§ **EXERCISE TASK**:
Repeat every record below exactly as written.

● ● ●

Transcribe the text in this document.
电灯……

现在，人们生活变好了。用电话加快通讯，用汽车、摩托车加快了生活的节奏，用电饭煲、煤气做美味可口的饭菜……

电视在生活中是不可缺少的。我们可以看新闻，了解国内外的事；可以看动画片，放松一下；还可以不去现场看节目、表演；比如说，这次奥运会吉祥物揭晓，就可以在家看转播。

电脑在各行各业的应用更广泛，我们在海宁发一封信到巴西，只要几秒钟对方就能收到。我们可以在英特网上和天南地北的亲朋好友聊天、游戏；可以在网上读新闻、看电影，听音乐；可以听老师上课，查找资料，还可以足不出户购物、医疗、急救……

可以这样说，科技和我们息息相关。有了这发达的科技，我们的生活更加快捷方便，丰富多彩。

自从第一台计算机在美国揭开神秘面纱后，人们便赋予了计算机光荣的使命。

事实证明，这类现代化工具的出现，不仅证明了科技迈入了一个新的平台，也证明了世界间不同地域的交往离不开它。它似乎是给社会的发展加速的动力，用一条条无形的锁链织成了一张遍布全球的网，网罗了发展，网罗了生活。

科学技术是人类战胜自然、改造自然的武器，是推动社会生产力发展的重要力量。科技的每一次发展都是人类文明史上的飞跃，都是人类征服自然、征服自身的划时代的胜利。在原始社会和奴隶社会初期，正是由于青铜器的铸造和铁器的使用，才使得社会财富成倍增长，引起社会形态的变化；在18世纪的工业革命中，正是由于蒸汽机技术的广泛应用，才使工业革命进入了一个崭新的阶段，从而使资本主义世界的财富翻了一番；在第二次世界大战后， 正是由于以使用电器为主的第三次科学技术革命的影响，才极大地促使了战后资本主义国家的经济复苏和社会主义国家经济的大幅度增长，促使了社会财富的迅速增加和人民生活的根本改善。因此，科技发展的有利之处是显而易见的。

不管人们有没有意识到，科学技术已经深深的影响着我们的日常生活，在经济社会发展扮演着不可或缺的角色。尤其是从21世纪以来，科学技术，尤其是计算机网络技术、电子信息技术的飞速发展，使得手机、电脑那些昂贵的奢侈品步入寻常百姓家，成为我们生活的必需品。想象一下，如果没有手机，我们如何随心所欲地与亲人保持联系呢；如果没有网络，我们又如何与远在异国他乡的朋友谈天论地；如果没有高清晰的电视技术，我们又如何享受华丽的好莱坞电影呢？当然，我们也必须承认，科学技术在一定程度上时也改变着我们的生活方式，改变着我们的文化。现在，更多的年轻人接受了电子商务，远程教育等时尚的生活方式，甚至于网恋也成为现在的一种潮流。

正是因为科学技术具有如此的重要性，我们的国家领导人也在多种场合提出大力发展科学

● ● ●

§ **TASK RESULT**:
Transcribe the text in this document.
电灯……

现在，人们生活变好了。用电话加快通讯，用汽车、摩托车加快了生活的节奏，用电饭煲、煤气做美味可口的饭菜……

电视在生活中是不可缺少的。我们可以看新闻，了解国内外的事；可以看动画片，放松一下；还可以不去现场看节目、表演；比如说，这次奥运会吉祥物揭晓，就可以在家看转播。

电脑在各行各业的应用更广泛，我们在海宁发一封信到巴西，只要几秒钟对方就能收到。我们可以在英特网上和天南地北的亲朋好友聊天、游戏；可以在网上读新闻、看电影，听音乐；可以听老师上课，查找资料，还可以足不出户购物、医疗、急救……

可以这样说，科技和我们息息相关。有了这发达的科技，我们的生活更加快捷方便，丰富多彩。

自从第一台计算机在美国揭开神秘面纱后，人们便赋予了计算机光荣的使命。

事实证明，这类现代化工具的出现，不仅证明了科技迈入了一个新的平台，也证明了世界间不同地域的交往离不开它。它似乎是给社会的发展加速的动力，用一条条无形的锁链织成了一张遍布全球的网，网罗了发展，网罗了生活。

科学技术是人类战胜自然、改造自然的武器，是推动社会生产力发展的重要力量。科技的每一次发展都是人类文明史上的飞跃，都是人类征服自然、征服自身的划时代的胜利。在原始社会和奴隶社会初期，正是由于青铜器的铸造和铁器的使用，才使得社会财富成倍增长，引起社会形态的变化；在18世纪的工业革命中，正是由于蒸汽机技术的广泛应用，才使工业革命进入了一个崭新的阶段，从而使资本主义世界的财富翻了一番；在第二次世界大战后， 正是由于以使用电器为主的第三次科学技术革命的影响，才极大地促使了战后资本主义国家的经济复苏和社会主义国家经济的大幅度增长，促使了社会财富的迅速增加和人民生活的根本改善。因此，科技发展的有利之处是显而易见的。

不管人们有没有意识到，科学技术已经深深的影响着我们的日常生活，在经济社会发展扮演着不可或缺的角色。尤其是从21世纪以来，科学技术，尤其是计算机网络技术、电子信息技术的飞速发展，使得手机、电脑那些昂贵的奢侈品步入寻常百姓家，成为我们生活的必需品。想象一下，如果没有手机，我们如何随心所欲地与亲人保持联系呢；如果没有网络，我们又如何与远在异国他乡的朋友谈天论地；如果没有高清晰的电视技术，我们又如何享受华丽的好莱坞电影呢？当然，我们也必须承认，科学技术在一定程度上时也改变着我们的生活方式，改变着我们的文化。现在，更多的年轻人接受了电子商务，远程教育等时尚的生活方式，甚至于网恋也成为现在的一种潮流。

正是因为科学技术具有如此的重要性，我们的国家领导人也在多种场合提出大力发展科学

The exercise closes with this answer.